CHALLENGE: Write every line of the material out exactly as shown.

SUPPLIED MATERIAL:
++++

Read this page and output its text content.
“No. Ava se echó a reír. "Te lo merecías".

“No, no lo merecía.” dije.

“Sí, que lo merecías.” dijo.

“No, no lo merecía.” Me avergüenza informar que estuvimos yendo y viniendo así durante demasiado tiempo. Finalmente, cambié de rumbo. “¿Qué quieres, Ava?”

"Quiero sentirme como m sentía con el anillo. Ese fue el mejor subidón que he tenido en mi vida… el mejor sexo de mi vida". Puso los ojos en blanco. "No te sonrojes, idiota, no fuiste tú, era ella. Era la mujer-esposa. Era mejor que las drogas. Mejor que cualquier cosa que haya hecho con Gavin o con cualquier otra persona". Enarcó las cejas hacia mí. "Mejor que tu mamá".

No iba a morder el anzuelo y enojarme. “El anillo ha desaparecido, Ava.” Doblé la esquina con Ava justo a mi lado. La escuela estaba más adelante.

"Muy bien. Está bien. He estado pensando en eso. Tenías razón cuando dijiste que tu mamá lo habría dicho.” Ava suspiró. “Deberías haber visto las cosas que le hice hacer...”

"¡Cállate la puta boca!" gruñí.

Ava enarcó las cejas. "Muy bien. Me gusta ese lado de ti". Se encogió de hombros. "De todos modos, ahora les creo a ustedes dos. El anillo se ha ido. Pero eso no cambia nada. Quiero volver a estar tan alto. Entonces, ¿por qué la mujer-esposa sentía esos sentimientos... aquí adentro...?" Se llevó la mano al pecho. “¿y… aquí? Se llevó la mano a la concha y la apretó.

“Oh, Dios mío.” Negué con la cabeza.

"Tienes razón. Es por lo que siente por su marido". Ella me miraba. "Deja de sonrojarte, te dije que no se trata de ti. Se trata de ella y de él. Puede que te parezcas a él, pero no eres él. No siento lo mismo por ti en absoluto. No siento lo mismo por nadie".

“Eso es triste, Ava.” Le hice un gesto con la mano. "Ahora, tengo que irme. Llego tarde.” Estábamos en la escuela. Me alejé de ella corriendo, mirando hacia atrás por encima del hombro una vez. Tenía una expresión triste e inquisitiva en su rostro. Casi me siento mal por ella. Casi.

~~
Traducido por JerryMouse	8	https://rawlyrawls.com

++++

THE OUTPUT:
Read this page and output its text content.
“No. Ava se echó a reír. "Te lo merecías".

“No, no lo merecía.” dije.

“Sí, que lo merecías.” dijo.

“No, no lo merecía.” Me avergüenza informar que estuvimos yendo y viniendo así durante demasiado tiempo. Finalmente, cambié de rumbo. “¿Qué quieres, Ava?”

"Quiero sentirme como m sentía con el anillo. Ese fue el mejor subidón que he tenido en mi vida… el mejor sexo de mi vida". Puso los ojos en blanco. "No te sonrojes, idiota, no fuiste tú, era ella. Era la mujer-esposa. Era mejor que las drogas. Mejor que cualquier cosa que haya hecho con Gavin o con cualquier otra persona". Enarcó las cejas hacia mí. "Mejor que tu mamá".

No iba a morder el anzuelo y enojarme. “El anillo ha desaparecido, Ava.” Doblé la esquina con Ava justo a mi lado. La escuela estaba más adelante.

"Muy bien. Está bien. He estado pensando en eso. Tenías razón cuando dijiste que tu mamá lo habría dicho.” Ava suspiró. “Deberías haber visto las cosas que le hice hacer...”

"¡Cállate la puta boca!" gruñí.

Ava enarcó las cejas. "Muy bien. Me gusta ese lado de ti". Se encogió de hombros. "De todos modos, ahora les creo a ustedes dos. El anillo se ha ido. Pero eso no cambia nada. Quiero volver a estar tan alto. Entonces, ¿por qué la mujer-esposa sentía esos sentimientos... aquí adentro...?" Se llevó la mano al pecho. “¿y… aquí? Se llevó la mano a la concha y la apretó.

“Oh, Dios mío.” Negué con la cabeza.

"Tienes razón. Es por lo que siente por su marido". Ella me miraba. "Deja de sonrojarte, te dije que no se trata de ti. Se trata de ella y de él. Puede que te parezcas a él, pero no eres él. No siento lo mismo por ti en absoluto. No siento lo mismo por nadie".

“Eso es triste, Ava.” Le hice un gesto con la mano. "Ahora, tengo que irme. Llego tarde.” Estábamos en la escuela. Me alejé de ella corriendo, mirando hacia atrás por encima del hombro una vez. Tenía una expresión triste e inquisitiva en su rostro. Casi me siento mal por ella. Casi.

~~
Traducido por JerryMouse	8	https://rawlyrawls.com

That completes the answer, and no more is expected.